(Dataset entries)
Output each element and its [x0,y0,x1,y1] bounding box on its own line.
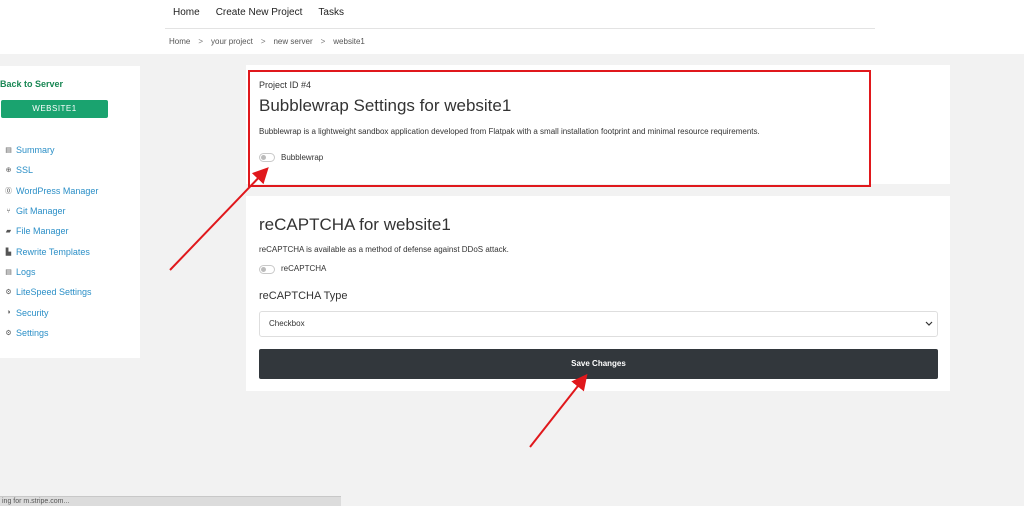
sidebar-item-git-manager[interactable]: ⑂ Git Manager [4,201,98,221]
sidebar-item-label: File Manager [16,226,69,237]
sidebar-item-file-manager[interactable]: ▰ File Manager [4,221,98,241]
back-to-server-link[interactable]: Back to Server [0,79,63,89]
sidebar-item-label: SSL [16,165,34,176]
gear-icon: ⚙ [5,329,12,337]
sidebar-item-label: Git Manager [16,206,66,217]
shield-icon: ◑ [6,309,11,317]
sidebar-item-label: Security [16,307,49,318]
breadcrumb-home[interactable]: Home [169,37,190,46]
breadcrumb-separator: > [320,37,326,46]
breadcrumb-separator: > [260,37,266,46]
breadcrumb-project[interactable]: your project [211,37,253,46]
sidebar-item-label: Settings [16,327,49,338]
sidebar-item-rewrite-templates[interactable]: ▙ Rewrite Templates [4,241,98,261]
browser-status-bar: ing for m.stripe.com... [0,496,341,506]
git-branch-icon: ⑂ [6,207,11,215]
sidebar-item-label: Summary [16,145,55,156]
sidebar-item-ssl[interactable]: ⊕ SSL [4,160,98,180]
recaptcha-toggle-label: reCAPTCHA [281,264,327,273]
sidebar-menu: ▤ Summary ⊕ SSL ⓪ WordPress Manager ⑂ Gi… [4,140,98,343]
gear-icon: ⚙ [5,289,12,297]
website-button[interactable]: WEBSITE1 [1,100,108,118]
breadcrumb-separator: > [198,37,204,46]
recaptcha-type-value: Checkbox [269,319,305,328]
folder-icon: ▰ [5,228,12,236]
sidebar-item-settings[interactable]: ⚙ Settings [4,323,98,343]
top-header: Home Create New Project Tasks Home > you… [0,0,1024,54]
recaptcha-type-label: reCAPTCHA Type [259,290,348,302]
sidebar: Back to Server WEBSITE1 ▤ Summary ⊕ SSL … [0,66,140,358]
breadcrumb-website: website1 [333,37,365,46]
top-nav: Home Create New Project Tasks [173,7,344,18]
recaptcha-description: reCAPTCHA is available as a method of de… [259,245,509,254]
sidebar-item-summary[interactable]: ▤ Summary [4,140,98,160]
sidebar-item-label: WordPress Manager [16,185,99,196]
summary-icon: ▤ [5,147,12,155]
save-changes-button[interactable]: Save Changes [259,349,938,379]
breadcrumb-server[interactable]: new server [273,37,312,46]
sidebar-item-label: LiteSpeed Settings [16,287,92,298]
chevron-down-icon [925,312,933,346]
sidebar-item-logs[interactable]: ▤ Logs [4,262,98,282]
recaptcha-title: reCAPTCHA for website1 [259,215,451,234]
wordpress-icon: ⓪ [5,187,12,195]
recaptcha-type-select[interactable]: Checkbox [259,311,938,337]
document-icon: ▤ [5,268,12,276]
lock-globe-icon: ⊕ [5,167,12,175]
annotation-highlight-box [248,70,871,187]
file-code-icon: ▙ [5,248,12,256]
sidebar-item-security[interactable]: ◑ Security [4,302,98,322]
nav-home[interactable]: Home [173,7,200,18]
sidebar-item-label: Logs [16,266,36,277]
nav-tasks[interactable]: Tasks [318,7,344,18]
breadcrumb: Home > your project > new server > websi… [169,37,365,46]
recaptcha-toggle[interactable] [259,265,275,274]
sidebar-item-label: Rewrite Templates [16,246,90,257]
nav-divider [165,28,875,29]
sidebar-item-litespeed-settings[interactable]: ⚙ LiteSpeed Settings [4,282,98,302]
nav-create-new-project[interactable]: Create New Project [216,7,303,18]
sidebar-item-wordpress-manager[interactable]: ⓪ WordPress Manager [4,181,98,201]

[EXERCISE GOAL]:
Put every line of the entries above into a numbered list, skipping any blank lines. Leave the pictures out of your answer.

[SOLVED EXERCISE]:
1. Output each element and its [x0,y0,x1,y1] bounding box on its own line.
2. sidebar-item-git-manager[interactable]: ⑂ Git Manager [4,201,98,221]
3. sidebar-item-label: File Manager [16,226,69,237]
4. sidebar-item-file-manager[interactable]: ▰ File Manager [4,221,98,241]
5. back-to-server-link[interactable]: Back to Server [0,79,63,89]
6. sidebar-item-label: SSL [16,165,34,176]
7. gear-icon: ⚙ [5,329,12,337]
8. sidebar-item-label: Git Manager [16,206,66,217]
9. shield-icon: ◑ [6,309,11,317]
10. sidebar-item-label: Security [16,307,49,318]
11. breadcrumb-home[interactable]: Home [169,37,190,46]
12. breadcrumb-separator: > [320,37,326,46]
13. breadcrumb-separator: > [260,37,266,46]
14. breadcrumb-project[interactable]: your project [211,37,253,46]
15. sidebar-item-label: Settings [16,327,49,338]
16. sidebar-item-rewrite-templates[interactable]: ▙ Rewrite Templates [4,241,98,261]
17. browser-status-bar: ing for m.stripe.com... [0,496,341,506]
18. git-branch-icon: ⑂ [6,207,11,215]
19. sidebar-item-label: Summary [16,145,55,156]
20. sidebar-item-ssl[interactable]: ⊕ SSL [4,160,98,180]
21. recaptcha-toggle-label: reCAPTCHA [281,264,327,273]
22. sidebar-menu: ▤ Summary ⊕ SSL ⓪ WordPress Manager ⑂ Gi… [4,140,98,343]
23. gear-icon: ⚙ [5,289,12,297]
24. website-button[interactable]: WEBSITE1 [1,100,108,118]
25. breadcrumb-separator: > [198,37,204,46]
26. recaptcha-type-value: Checkbox [269,319,305,328]
27. folder-icon: ▰ [5,228,12,236]
28. sidebar-item-settings[interactable]: ⚙ Settings [4,323,98,343]
29. top-header: Home Create New Project Tasks Home > you… [0,0,1024,54]
30. recaptcha-type-label: reCAPTCHA Type [259,290,348,302]
31. sidebar: Back to Server WEBSITE1 ▤ Summary ⊕ SSL … [0,66,140,358]
32. breadcrumb-website: website1 [333,37,365,46]
33. top-nav: Home Create New Project Tasks [173,7,344,18]
34. recaptcha-description: reCAPTCHA is available as a method of de… [259,245,509,254]
35. sidebar-item-summary[interactable]: ▤ Summary [4,140,98,160]
36. sidebar-item-label: WordPress Manager [16,185,99,196]
37. summary-icon: ▤ [5,147,12,155]
38. save-changes-button[interactable]: Save Changes [259,349,938,379]
39. breadcrumb-server[interactable]: new server [273,37,312,46]
40. sidebar-item-label: LiteSpeed Settings [16,287,92,298]
41. chevron-down-icon [925,312,933,346]
42. sidebar-item-logs[interactable]: ▤ Logs [4,262,98,282]
43. recaptcha-title: reCAPTCHA for website1 [259,215,451,234]
44. wordpress-icon: ⓪ [5,187,12,195]
45. recaptcha-type-select[interactable]: Checkbox [259,311,938,337]
46. document-icon: ▤ [5,268,12,276]
47. lock-globe-icon: ⊕ [5,167,12,175]
48. annotation-highlight-box [248,70,871,187]
49. file-code-icon: ▙ [5,248,12,256]
50. sidebar-item-security[interactable]: ◑ Security [4,302,98,322]
51. nav-home[interactable]: Home [173,7,200,18]
52. sidebar-item-label: Logs [16,266,36,277]
53. nav-tasks[interactable]: Tasks [318,7,344,18]
54. breadcrumb: Home > your project > new server > websi… [169,37,365,46]
55. recaptcha-toggle[interactable] [259,265,275,274]
56. sidebar-item-label: Rewrite Templates [16,246,90,257]
57. nav-divider [165,28,875,29]
58. sidebar-item-litespeed-settings[interactable]: ⚙ LiteSpeed Settings [4,282,98,302]
59. nav-create-new-project[interactable]: Create New Project [216,7,303,18]
60. sidebar-item-wordpress-manager[interactable]: ⓪ WordPress Manager [4,181,98,201]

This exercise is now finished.